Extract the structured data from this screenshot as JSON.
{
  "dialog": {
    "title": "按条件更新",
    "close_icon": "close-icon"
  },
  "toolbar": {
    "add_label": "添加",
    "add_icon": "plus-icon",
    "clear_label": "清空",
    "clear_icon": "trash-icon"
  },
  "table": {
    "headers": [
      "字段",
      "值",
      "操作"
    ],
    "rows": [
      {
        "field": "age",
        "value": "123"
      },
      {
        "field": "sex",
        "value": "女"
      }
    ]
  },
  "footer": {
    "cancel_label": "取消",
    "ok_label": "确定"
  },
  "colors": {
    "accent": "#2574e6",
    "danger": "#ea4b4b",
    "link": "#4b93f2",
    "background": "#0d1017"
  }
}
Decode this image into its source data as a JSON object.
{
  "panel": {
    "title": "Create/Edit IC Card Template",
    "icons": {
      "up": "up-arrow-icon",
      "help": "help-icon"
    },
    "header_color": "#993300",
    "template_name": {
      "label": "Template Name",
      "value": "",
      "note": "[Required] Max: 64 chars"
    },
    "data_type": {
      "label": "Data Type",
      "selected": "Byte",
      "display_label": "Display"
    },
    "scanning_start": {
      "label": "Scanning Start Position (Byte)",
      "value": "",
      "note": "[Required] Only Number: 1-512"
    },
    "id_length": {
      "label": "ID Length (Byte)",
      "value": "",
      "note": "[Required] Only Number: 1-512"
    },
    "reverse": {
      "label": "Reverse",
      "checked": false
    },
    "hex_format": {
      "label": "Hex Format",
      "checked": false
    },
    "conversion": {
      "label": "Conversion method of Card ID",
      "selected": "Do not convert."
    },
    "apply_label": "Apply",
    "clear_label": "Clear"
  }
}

________________

→ **Exercise**
Go back to the data above and please quote exactly, and only, the lines from the line with "Decode this image" through its last line.

→ **Answer to the exercise**
Decode this image into its source data as a JSON object.
{
  "panel": {
    "title": "Create/Edit IC Card Template",
    "icons": {
      "up": "up-arrow-icon",
      "help": "help-icon"
    },
    "header_color": "#993300",
    "template_name": {
      "label": "Template Name",
      "value": "",
      "note": "[Required] Max: 64 chars"
    },
    "data_type": {
      "label": "Data Type",
      "selected": "Byte",
      "display_label": "Display"
    },
    "scanning_start": {
      "label": "Scanning Start Position (Byte)",
      "value": "",
      "note": "[Required] Only Number: 1-512"
    },
    "id_length": {
      "label": "ID Length (Byte)",
      "value": "",
      "note": "[Required] Only Number: 1-512"
    },
    "reverse": {
      "label": "Reverse",
      "checked": false
    },
    "hex_format": {
      "label": "Hex Format",
      "checked": false
    },
    "conversion": {
      "label": "Conversion method of Card ID",
      "selected": "Do not convert."
    },
    "apply_label": "Apply",
    "clear_label": "Clear"
  }
}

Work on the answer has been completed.